Exercise prompt —
Take each line that has the word "grid" and return it.

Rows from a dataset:

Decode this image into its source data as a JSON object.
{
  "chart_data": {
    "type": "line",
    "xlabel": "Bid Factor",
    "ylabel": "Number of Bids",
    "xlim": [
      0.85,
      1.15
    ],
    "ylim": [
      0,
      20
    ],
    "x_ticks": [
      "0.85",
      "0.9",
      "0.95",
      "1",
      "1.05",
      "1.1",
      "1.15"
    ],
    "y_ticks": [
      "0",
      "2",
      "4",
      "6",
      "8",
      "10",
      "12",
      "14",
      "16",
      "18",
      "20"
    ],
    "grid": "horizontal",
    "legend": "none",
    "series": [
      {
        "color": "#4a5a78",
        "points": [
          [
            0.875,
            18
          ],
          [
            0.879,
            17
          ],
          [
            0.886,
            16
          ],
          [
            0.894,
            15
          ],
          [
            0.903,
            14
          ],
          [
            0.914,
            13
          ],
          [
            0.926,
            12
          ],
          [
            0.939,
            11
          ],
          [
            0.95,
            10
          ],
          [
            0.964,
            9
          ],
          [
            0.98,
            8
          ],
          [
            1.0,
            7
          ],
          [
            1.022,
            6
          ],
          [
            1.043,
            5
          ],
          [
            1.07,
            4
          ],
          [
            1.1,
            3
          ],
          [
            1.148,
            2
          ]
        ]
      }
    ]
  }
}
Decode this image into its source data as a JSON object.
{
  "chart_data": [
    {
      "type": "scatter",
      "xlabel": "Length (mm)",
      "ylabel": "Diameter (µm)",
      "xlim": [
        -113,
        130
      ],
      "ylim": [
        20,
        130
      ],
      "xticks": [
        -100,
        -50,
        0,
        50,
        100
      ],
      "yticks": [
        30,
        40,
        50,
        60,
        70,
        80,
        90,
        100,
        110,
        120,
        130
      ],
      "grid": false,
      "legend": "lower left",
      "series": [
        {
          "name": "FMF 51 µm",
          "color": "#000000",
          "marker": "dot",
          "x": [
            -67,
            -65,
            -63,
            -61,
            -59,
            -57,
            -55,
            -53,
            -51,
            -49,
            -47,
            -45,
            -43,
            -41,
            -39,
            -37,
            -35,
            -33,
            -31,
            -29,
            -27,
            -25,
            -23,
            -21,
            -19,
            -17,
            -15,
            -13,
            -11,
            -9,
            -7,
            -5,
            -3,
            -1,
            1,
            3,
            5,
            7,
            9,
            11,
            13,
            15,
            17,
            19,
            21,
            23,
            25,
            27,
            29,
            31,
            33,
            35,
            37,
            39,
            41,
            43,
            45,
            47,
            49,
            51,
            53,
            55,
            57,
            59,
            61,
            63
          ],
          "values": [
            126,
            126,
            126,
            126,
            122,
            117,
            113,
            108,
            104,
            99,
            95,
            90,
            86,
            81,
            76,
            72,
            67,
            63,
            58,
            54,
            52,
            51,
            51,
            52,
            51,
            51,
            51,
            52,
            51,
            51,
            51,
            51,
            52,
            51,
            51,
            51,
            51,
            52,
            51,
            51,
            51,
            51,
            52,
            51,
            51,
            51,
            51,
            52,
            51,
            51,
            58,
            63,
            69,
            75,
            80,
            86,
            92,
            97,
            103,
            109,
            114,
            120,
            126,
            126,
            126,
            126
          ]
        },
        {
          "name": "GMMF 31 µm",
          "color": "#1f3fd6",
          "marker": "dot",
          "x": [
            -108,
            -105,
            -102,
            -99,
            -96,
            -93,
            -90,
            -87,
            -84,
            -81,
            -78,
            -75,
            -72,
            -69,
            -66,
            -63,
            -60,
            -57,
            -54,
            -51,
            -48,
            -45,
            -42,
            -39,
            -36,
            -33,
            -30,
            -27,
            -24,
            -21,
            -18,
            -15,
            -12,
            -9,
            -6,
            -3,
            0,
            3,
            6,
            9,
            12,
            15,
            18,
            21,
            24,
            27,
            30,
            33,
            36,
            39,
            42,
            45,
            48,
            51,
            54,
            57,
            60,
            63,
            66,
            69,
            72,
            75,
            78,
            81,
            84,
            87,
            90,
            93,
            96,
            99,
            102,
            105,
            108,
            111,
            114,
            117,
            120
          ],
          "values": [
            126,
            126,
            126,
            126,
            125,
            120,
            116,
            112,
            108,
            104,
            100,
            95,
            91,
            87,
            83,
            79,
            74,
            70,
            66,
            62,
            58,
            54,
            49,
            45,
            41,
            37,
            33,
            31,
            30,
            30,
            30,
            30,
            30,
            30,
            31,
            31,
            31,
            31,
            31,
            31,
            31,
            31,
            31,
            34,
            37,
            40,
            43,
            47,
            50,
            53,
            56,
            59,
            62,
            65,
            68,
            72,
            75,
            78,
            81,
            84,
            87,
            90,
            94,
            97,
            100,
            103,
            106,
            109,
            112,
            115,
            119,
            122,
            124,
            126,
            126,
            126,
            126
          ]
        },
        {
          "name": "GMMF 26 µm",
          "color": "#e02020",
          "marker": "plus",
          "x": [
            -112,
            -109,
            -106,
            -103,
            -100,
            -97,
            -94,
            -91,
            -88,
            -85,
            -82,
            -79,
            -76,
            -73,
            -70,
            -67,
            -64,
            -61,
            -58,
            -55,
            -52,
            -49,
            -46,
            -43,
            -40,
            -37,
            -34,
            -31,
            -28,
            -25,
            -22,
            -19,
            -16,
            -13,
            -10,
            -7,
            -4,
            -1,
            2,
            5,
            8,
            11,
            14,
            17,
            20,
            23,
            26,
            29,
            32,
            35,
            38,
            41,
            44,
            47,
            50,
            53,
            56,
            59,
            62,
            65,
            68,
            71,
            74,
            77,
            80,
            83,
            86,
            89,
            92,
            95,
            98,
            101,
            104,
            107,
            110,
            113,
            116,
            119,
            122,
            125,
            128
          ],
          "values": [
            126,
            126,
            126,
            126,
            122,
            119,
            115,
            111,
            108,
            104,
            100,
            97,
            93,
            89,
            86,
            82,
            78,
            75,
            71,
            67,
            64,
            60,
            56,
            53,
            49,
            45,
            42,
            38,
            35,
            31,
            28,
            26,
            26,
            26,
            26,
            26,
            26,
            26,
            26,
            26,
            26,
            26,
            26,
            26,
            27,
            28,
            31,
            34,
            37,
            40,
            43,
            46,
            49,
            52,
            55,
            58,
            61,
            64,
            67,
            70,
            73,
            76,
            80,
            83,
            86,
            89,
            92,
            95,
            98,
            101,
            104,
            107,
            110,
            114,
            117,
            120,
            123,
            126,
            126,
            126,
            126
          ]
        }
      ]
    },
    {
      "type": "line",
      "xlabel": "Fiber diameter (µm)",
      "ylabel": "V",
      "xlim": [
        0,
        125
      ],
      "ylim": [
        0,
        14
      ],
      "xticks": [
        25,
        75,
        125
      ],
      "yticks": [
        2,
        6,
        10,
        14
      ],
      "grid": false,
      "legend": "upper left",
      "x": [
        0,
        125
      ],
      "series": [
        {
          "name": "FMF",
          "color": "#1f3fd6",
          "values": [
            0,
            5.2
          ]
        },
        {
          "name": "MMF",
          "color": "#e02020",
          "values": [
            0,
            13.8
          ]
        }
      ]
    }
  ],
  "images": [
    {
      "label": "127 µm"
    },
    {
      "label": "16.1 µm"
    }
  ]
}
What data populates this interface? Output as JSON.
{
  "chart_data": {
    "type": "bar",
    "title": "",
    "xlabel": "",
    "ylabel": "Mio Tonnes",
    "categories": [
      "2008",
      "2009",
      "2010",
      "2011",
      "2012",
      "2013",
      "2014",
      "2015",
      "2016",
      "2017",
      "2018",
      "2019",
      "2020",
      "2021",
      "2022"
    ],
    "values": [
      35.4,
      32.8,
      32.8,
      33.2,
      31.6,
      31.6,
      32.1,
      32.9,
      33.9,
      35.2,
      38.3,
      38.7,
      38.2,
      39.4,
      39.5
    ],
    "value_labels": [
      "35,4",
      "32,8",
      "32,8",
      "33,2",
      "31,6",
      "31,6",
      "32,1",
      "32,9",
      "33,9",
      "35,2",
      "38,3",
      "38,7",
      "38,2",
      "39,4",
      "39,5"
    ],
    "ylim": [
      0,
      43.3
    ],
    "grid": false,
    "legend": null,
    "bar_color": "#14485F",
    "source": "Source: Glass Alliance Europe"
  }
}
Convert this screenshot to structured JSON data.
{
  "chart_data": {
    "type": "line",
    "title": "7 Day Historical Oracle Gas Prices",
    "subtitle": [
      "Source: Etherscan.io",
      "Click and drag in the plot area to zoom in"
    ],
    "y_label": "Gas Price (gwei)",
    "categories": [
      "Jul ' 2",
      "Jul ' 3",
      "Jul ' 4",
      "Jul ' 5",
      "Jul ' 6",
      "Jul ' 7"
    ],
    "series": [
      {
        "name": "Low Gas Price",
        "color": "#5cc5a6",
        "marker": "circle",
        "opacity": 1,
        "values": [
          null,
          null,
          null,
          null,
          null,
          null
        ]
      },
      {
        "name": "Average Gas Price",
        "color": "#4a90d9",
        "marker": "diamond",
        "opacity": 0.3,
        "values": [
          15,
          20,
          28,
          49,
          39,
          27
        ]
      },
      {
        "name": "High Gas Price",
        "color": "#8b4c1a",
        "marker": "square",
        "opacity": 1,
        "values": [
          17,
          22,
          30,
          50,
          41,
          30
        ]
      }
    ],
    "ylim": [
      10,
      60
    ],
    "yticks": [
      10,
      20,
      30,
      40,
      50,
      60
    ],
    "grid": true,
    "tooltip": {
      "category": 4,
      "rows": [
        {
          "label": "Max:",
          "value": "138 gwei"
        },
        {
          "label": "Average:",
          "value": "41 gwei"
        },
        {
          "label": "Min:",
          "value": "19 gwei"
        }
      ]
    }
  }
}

Response to this exercise —
    "grid": "horizontal",
      "grid": false,
      "grid": false,
    "grid": false,
    "grid": true,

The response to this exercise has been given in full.